● **WHAT IS EXPECTED**: From the entries below, copy out every line with "color" in it.

● **MATERIAL SUPPLIED**:

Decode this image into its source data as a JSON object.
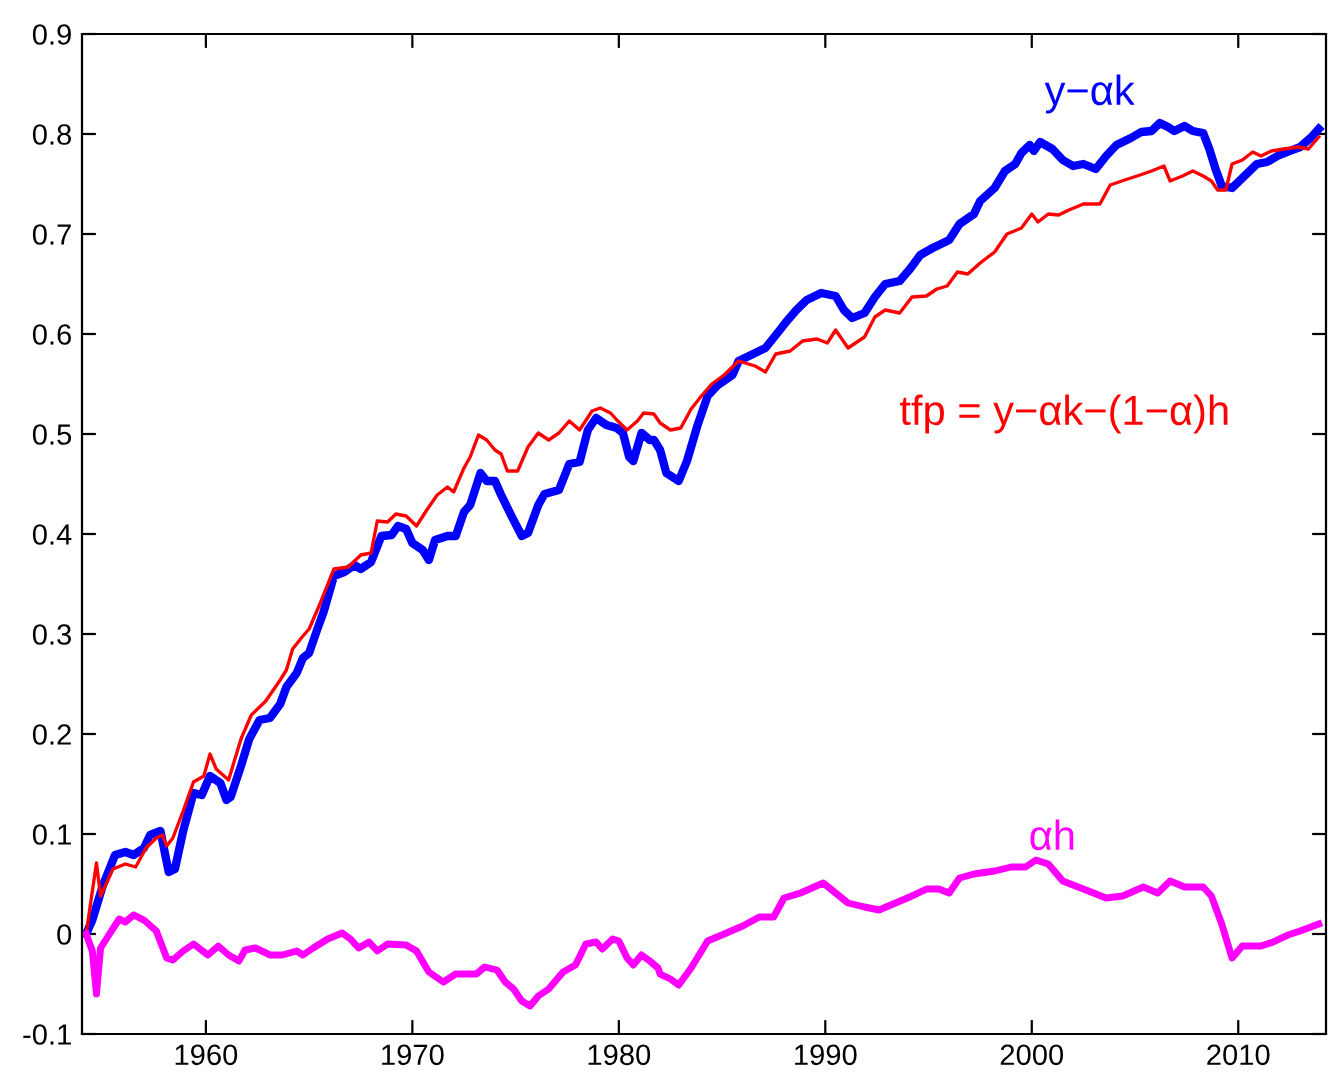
{
  "chart_data": {
    "type": "line",
    "xlim": [
      1954,
      2014.25
    ],
    "xticks": [
      1960,
      1970,
      1980,
      1990,
      2000,
      2010
    ],
    "ylim": [
      -0.1,
      0.9
    ],
    "yticks": [
      -0.1,
      0,
      0.1,
      0.2,
      0.3,
      0.4,
      0.5,
      0.6,
      0.7,
      0.8,
      0.9
    ],
    "grid": false,
    "legend": false,
    "marker": "none",
    "line_style": "solid",
    "series": [
      {
        "name": "y−αk",
        "color": "#0000ff",
        "x": [
          1954.2,
          1954.5,
          1955.0,
          1955.6,
          1956.1,
          1956.5,
          1957.0,
          1957.3,
          1957.8,
          1958.2,
          1958.5,
          1958.9,
          1959.4,
          1959.8,
          1960.2,
          1960.7,
          1961.0,
          1961.2,
          1961.7,
          1962.1,
          1962.6,
          1963.1,
          1963.6,
          1963.9,
          1964.4,
          1964.7,
          1965.0,
          1965.4,
          1965.7,
          1966.2,
          1966.7,
          1967.2,
          1967.5,
          1968.0,
          1968.5,
          1969.0,
          1969.3,
          1969.7,
          1970.0,
          1970.5,
          1970.8,
          1971.1,
          1971.7,
          1972.1,
          1972.5,
          1972.8,
          1973.3,
          1973.6,
          1974.0,
          1974.3,
          1974.8,
          1975.3,
          1975.6,
          1976.1,
          1976.4,
          1977.1,
          1977.6,
          1978.1,
          1978.5,
          1978.9,
          1979.4,
          1979.9,
          1980.2,
          1980.5,
          1980.7,
          1981.1,
          1981.5,
          1981.7,
          1982.0,
          1982.3,
          1982.9,
          1983.3,
          1983.8,
          1984.3,
          1984.8,
          1985.5,
          1985.8,
          1986.5,
          1987.1,
          1987.8,
          1988.1,
          1988.6,
          1989.1,
          1989.8,
          1990.5,
          1990.9,
          1991.3,
          1991.9,
          1992.4,
          1992.9,
          1993.6,
          1994.1,
          1994.6,
          1995.2,
          1996.0,
          1996.5,
          1997.2,
          1997.5,
          1998.2,
          1998.7,
          1999.2,
          1999.5,
          1999.9,
          2000.1,
          2000.4,
          2001.0,
          2001.5,
          2002.0,
          2002.5,
          2003.1,
          2003.6,
          2004.1,
          2004.8,
          2005.3,
          2005.8,
          2006.2,
          2006.6,
          2006.9,
          2007.4,
          2007.8,
          2008.3,
          2008.6,
          2008.9,
          2009.2,
          2009.7,
          2010.2,
          2010.9,
          2011.4,
          2011.9,
          2012.5,
          2013.0,
          2013.5,
          2013.9
        ],
        "values": [
          0.0,
          0.014,
          0.048,
          0.079,
          0.082,
          0.079,
          0.086,
          0.099,
          0.103,
          0.062,
          0.065,
          0.103,
          0.141,
          0.139,
          0.158,
          0.151,
          0.134,
          0.137,
          0.168,
          0.195,
          0.214,
          0.216,
          0.23,
          0.247,
          0.261,
          0.276,
          0.281,
          0.305,
          0.322,
          0.358,
          0.362,
          0.369,
          0.365,
          0.372,
          0.398,
          0.399,
          0.408,
          0.405,
          0.391,
          0.384,
          0.374,
          0.394,
          0.398,
          0.398,
          0.422,
          0.429,
          0.461,
          0.453,
          0.453,
          0.439,
          0.418,
          0.398,
          0.401,
          0.429,
          0.44,
          0.444,
          0.47,
          0.472,
          0.504,
          0.516,
          0.509,
          0.506,
          0.501,
          0.477,
          0.473,
          0.501,
          0.494,
          0.494,
          0.484,
          0.461,
          0.453,
          0.473,
          0.508,
          0.538,
          0.549,
          0.559,
          0.573,
          0.58,
          0.586,
          0.604,
          0.612,
          0.624,
          0.634,
          0.641,
          0.638,
          0.624,
          0.616,
          0.621,
          0.637,
          0.65,
          0.653,
          0.665,
          0.679,
          0.686,
          0.694,
          0.71,
          0.72,
          0.733,
          0.746,
          0.763,
          0.77,
          0.781,
          0.789,
          0.783,
          0.792,
          0.785,
          0.774,
          0.768,
          0.77,
          0.765,
          0.778,
          0.789,
          0.796,
          0.802,
          0.803,
          0.811,
          0.807,
          0.803,
          0.808,
          0.803,
          0.801,
          0.785,
          0.765,
          0.748,
          0.746,
          0.756,
          0.77,
          0.772,
          0.778,
          0.783,
          0.787,
          0.796,
          0.805
        ]
      },
      {
        "name": "tfp = y−αk−(1−α)h",
        "color": "#ff0000",
        "x": [
          1954.2,
          1954.7,
          1954.9,
          1955.5,
          1956.1,
          1956.6,
          1957.1,
          1957.6,
          1957.9,
          1958.1,
          1958.4,
          1958.9,
          1959.4,
          1959.9,
          1960.2,
          1960.5,
          1961.1,
          1961.7,
          1962.2,
          1962.9,
          1963.6,
          1963.9,
          1964.2,
          1964.7,
          1965.0,
          1965.5,
          1966.2,
          1966.9,
          1967.5,
          1968.0,
          1968.3,
          1968.8,
          1969.2,
          1969.7,
          1970.2,
          1970.7,
          1971.2,
          1971.7,
          1972.0,
          1972.5,
          1972.8,
          1973.2,
          1973.6,
          1974.0,
          1974.3,
          1974.6,
          1975.1,
          1975.6,
          1976.1,
          1976.6,
          1977.1,
          1977.6,
          1978.1,
          1978.7,
          1979.1,
          1979.6,
          1979.9,
          1980.4,
          1980.9,
          1981.2,
          1981.7,
          1982.0,
          1982.5,
          1983.0,
          1983.5,
          1984.0,
          1984.5,
          1985.1,
          1985.8,
          1986.6,
          1987.1,
          1987.6,
          1988.3,
          1988.9,
          1989.6,
          1990.1,
          1990.5,
          1991.1,
          1991.9,
          1992.4,
          1992.9,
          1993.6,
          1994.2,
          1994.9,
          1995.4,
          1995.9,
          1996.4,
          1996.9,
          1997.5,
          1998.2,
          1998.8,
          1999.5,
          2000.0,
          2000.3,
          2000.8,
          2001.3,
          2001.8,
          2002.5,
          2003.3,
          2003.8,
          2004.5,
          2005.1,
          2005.8,
          2006.4,
          2006.7,
          2007.3,
          2007.8,
          2008.3,
          2008.7,
          2009.0,
          2009.4,
          2009.7,
          2010.2,
          2010.7,
          2011.1,
          2011.6,
          2012.2,
          2012.9,
          2013.4,
          2013.9
        ],
        "values": [
          0.0,
          0.071,
          0.038,
          0.065,
          0.07,
          0.067,
          0.086,
          0.096,
          0.099,
          0.088,
          0.096,
          0.123,
          0.152,
          0.158,
          0.18,
          0.165,
          0.154,
          0.195,
          0.219,
          0.233,
          0.254,
          0.264,
          0.285,
          0.298,
          0.305,
          0.329,
          0.365,
          0.367,
          0.379,
          0.381,
          0.413,
          0.412,
          0.42,
          0.418,
          0.408,
          0.424,
          0.439,
          0.447,
          0.442,
          0.466,
          0.477,
          0.499,
          0.494,
          0.484,
          0.48,
          0.463,
          0.463,
          0.487,
          0.501,
          0.494,
          0.501,
          0.513,
          0.504,
          0.523,
          0.526,
          0.521,
          0.514,
          0.504,
          0.513,
          0.521,
          0.52,
          0.511,
          0.504,
          0.506,
          0.525,
          0.538,
          0.55,
          0.559,
          0.573,
          0.568,
          0.562,
          0.58,
          0.583,
          0.593,
          0.595,
          0.591,
          0.604,
          0.586,
          0.597,
          0.617,
          0.624,
          0.621,
          0.637,
          0.638,
          0.645,
          0.648,
          0.662,
          0.66,
          0.671,
          0.682,
          0.7,
          0.706,
          0.72,
          0.712,
          0.72,
          0.719,
          0.724,
          0.73,
          0.73,
          0.749,
          0.754,
          0.758,
          0.763,
          0.768,
          0.753,
          0.758,
          0.763,
          0.758,
          0.753,
          0.744,
          0.744,
          0.77,
          0.774,
          0.782,
          0.778,
          0.783,
          0.785,
          0.787,
          0.785,
          0.797
        ]
      },
      {
        "name": "αh",
        "color": "#ff00ff",
        "x": [
          1954.2,
          1954.5,
          1954.7,
          1954.9,
          1955.3,
          1955.8,
          1956.1,
          1956.5,
          1957.0,
          1957.6,
          1958.1,
          1958.4,
          1958.9,
          1959.4,
          1960.1,
          1960.6,
          1961.1,
          1961.6,
          1961.9,
          1962.4,
          1963.1,
          1963.7,
          1964.4,
          1964.7,
          1965.2,
          1965.9,
          1966.6,
          1967.0,
          1967.4,
          1967.9,
          1968.3,
          1968.8,
          1969.7,
          1970.2,
          1970.8,
          1971.5,
          1972.1,
          1973.1,
          1973.5,
          1974.1,
          1974.5,
          1974.9,
          1975.3,
          1975.7,
          1976.1,
          1976.6,
          1977.3,
          1977.9,
          1978.4,
          1978.9,
          1979.2,
          1979.7,
          1980.0,
          1980.4,
          1980.7,
          1981.1,
          1981.5,
          1981.9,
          1982.0,
          1982.5,
          1982.9,
          1983.5,
          1984.3,
          1985.1,
          1986.0,
          1986.8,
          1987.5,
          1988.0,
          1988.8,
          1989.9,
          1990.5,
          1991.1,
          1991.9,
          1992.6,
          1993.4,
          1994.2,
          1994.9,
          1995.5,
          1996.0,
          1996.5,
          1997.2,
          1998.2,
          1999.0,
          1999.7,
          2000.2,
          2000.8,
          2001.5,
          2002.5,
          2003.6,
          2004.4,
          2005.4,
          2006.1,
          2006.7,
          2007.4,
          2008.3,
          2008.7,
          2009.2,
          2009.7,
          2010.2,
          2011.1,
          2011.7,
          2012.4,
          2013.0,
          2013.9
        ],
        "values": [
          0.0,
          -0.017,
          -0.06,
          -0.014,
          -0.001,
          0.015,
          0.012,
          0.019,
          0.014,
          0.003,
          -0.024,
          -0.026,
          -0.017,
          -0.01,
          -0.021,
          -0.012,
          -0.021,
          -0.027,
          -0.016,
          -0.014,
          -0.021,
          -0.021,
          -0.017,
          -0.021,
          -0.014,
          -0.005,
          0.001,
          -0.005,
          -0.014,
          -0.008,
          -0.017,
          -0.01,
          -0.011,
          -0.017,
          -0.038,
          -0.048,
          -0.04,
          -0.04,
          -0.033,
          -0.036,
          -0.048,
          -0.055,
          -0.067,
          -0.072,
          -0.062,
          -0.055,
          -0.038,
          -0.031,
          -0.01,
          -0.008,
          -0.015,
          -0.005,
          -0.007,
          -0.024,
          -0.031,
          -0.021,
          -0.027,
          -0.034,
          -0.04,
          -0.045,
          -0.051,
          -0.034,
          -0.007,
          0.0,
          0.008,
          0.017,
          0.017,
          0.036,
          0.041,
          0.051,
          0.041,
          0.031,
          0.027,
          0.024,
          0.031,
          0.038,
          0.045,
          0.045,
          0.041,
          0.056,
          0.06,
          0.063,
          0.067,
          0.067,
          0.074,
          0.07,
          0.053,
          0.045,
          0.036,
          0.038,
          0.047,
          0.041,
          0.053,
          0.047,
          0.047,
          0.038,
          0.01,
          -0.024,
          -0.012,
          -0.012,
          -0.008,
          -0.001,
          0.003,
          0.01
        ]
      }
    ]
  }
}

● **RESPONSE TO THIS EXERCISE**:
        "color": "#0000ff",
        "color": "#ff0000",
        "color": "#ff00ff",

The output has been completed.